■ **Directive**
Identify the lines that contain the word "Төрнәче", then copy them.

Dataset entries
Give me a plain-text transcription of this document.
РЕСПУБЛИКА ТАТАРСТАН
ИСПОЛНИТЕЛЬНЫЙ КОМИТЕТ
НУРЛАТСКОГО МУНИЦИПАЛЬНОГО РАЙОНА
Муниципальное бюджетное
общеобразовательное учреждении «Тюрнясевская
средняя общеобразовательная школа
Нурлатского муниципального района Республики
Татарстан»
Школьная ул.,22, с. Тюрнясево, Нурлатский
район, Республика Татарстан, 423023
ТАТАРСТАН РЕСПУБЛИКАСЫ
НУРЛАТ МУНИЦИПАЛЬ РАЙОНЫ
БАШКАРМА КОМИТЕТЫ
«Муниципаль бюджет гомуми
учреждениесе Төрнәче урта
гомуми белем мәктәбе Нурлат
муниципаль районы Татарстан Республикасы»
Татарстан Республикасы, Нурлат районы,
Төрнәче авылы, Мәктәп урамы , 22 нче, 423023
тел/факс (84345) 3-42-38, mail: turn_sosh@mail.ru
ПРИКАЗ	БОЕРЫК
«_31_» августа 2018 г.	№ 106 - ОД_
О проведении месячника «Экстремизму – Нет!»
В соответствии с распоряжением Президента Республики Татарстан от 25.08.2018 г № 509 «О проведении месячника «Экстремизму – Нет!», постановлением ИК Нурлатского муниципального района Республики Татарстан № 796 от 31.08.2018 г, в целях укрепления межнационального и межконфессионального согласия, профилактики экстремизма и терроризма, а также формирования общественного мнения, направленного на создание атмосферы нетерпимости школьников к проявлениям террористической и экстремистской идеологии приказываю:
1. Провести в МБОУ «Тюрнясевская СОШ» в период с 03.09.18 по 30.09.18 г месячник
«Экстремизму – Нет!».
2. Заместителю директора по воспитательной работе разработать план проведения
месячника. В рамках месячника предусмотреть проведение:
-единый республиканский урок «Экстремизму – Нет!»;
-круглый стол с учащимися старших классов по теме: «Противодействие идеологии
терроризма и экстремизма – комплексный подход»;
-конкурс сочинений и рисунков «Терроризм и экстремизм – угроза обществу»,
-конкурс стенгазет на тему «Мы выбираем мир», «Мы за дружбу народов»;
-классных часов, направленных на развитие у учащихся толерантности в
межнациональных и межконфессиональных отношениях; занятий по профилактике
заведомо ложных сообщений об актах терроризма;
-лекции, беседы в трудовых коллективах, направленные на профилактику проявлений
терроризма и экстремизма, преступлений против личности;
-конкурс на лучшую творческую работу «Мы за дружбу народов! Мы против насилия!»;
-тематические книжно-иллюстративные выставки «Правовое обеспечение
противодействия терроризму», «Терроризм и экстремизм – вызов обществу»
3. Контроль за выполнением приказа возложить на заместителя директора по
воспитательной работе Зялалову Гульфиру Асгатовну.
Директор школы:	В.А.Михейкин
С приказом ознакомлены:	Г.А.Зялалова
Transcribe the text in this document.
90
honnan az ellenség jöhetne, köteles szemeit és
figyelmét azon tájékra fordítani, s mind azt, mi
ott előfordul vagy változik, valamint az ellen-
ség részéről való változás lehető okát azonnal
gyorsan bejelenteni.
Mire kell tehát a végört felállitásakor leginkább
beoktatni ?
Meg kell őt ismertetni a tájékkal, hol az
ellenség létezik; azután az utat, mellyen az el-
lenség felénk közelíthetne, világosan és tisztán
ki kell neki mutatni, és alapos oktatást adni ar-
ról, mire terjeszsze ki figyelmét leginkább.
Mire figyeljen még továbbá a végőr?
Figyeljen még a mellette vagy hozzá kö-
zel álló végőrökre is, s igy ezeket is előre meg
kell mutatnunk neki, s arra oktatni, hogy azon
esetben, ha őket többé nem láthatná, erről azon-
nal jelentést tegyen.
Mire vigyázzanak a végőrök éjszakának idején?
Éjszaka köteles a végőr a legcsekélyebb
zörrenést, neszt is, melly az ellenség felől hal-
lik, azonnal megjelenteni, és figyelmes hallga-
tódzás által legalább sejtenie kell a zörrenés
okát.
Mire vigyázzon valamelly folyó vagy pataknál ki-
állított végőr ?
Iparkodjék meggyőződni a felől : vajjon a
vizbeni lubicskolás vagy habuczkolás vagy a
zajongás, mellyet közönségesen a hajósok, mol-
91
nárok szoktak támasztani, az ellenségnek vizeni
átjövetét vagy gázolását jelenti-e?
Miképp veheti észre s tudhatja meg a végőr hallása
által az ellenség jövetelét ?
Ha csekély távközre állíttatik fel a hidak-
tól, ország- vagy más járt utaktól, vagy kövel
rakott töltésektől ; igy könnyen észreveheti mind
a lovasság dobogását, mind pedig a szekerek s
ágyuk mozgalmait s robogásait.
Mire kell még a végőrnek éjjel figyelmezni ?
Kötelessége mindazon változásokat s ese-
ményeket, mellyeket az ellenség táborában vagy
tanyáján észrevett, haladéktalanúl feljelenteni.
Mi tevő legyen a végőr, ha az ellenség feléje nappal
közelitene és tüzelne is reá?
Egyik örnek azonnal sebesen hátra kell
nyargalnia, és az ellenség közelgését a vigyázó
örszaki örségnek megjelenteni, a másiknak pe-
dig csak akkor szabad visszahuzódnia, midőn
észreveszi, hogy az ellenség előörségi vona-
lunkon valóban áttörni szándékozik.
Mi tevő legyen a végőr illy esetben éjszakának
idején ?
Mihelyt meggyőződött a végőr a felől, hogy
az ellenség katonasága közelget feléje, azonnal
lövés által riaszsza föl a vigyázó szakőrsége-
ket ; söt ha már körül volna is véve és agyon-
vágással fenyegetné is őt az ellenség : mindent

■ **Exercise answer**
учреждениесе Төрнәче урта
Төрнәче авылы, Мәктәп урамы , 22 нче, 423023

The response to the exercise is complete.